**Exercise goal:**
Reproduce exactly the final portion of the data: every line from the one containing "Extract all readable text from this page." through the last line, inclusive.

— Start Provided data —

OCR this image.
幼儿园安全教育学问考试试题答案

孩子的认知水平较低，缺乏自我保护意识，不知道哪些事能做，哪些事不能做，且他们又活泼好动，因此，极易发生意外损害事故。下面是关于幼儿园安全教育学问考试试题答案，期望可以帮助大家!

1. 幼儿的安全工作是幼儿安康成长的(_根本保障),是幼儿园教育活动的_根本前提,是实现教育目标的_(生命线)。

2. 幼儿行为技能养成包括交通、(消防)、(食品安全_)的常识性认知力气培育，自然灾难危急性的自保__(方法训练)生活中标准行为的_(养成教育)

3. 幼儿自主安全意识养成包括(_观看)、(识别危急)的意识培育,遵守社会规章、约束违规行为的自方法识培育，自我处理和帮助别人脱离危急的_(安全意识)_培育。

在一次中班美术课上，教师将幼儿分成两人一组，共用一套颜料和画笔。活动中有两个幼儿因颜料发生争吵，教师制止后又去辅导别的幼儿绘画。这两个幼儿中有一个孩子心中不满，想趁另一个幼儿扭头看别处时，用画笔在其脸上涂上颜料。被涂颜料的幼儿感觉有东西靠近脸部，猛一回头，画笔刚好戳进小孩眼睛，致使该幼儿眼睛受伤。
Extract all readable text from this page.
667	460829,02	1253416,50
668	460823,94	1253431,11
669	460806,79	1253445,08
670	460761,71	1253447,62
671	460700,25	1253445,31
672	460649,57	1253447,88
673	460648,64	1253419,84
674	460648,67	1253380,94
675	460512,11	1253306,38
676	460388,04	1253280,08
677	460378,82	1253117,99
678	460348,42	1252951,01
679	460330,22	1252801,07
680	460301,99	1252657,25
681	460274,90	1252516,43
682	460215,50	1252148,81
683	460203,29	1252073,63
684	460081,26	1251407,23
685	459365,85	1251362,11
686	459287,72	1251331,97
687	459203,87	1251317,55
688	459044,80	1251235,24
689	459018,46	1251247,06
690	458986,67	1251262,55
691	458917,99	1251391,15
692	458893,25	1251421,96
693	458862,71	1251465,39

— End Provided data —

**Result:**
Extract all readable text from this page.
667	460829,02	1253416,50
668	460823,94	1253431,11
669	460806,79	1253445,08
670	460761,71	1253447,62
671	460700,25	1253445,31
672	460649,57	1253447,88
673	460648,64	1253419,84
674	460648,67	1253380,94
675	460512,11	1253306,38
676	460388,04	1253280,08
677	460378,82	1253117,99
678	460348,42	1252951,01
679	460330,22	1252801,07
680	460301,99	1252657,25
681	460274,90	1252516,43
682	460215,50	1252148,81
683	460203,29	1252073,63
684	460081,26	1251407,23
685	459365,85	1251362,11
686	459287,72	1251331,97
687	459203,87	1251317,55
688	459044,80	1251235,24
689	459018,46	1251247,06
690	458986,67	1251262,55
691	458917,99	1251391,15
692	458893,25	1251421,96
693	458862,71	1251465,39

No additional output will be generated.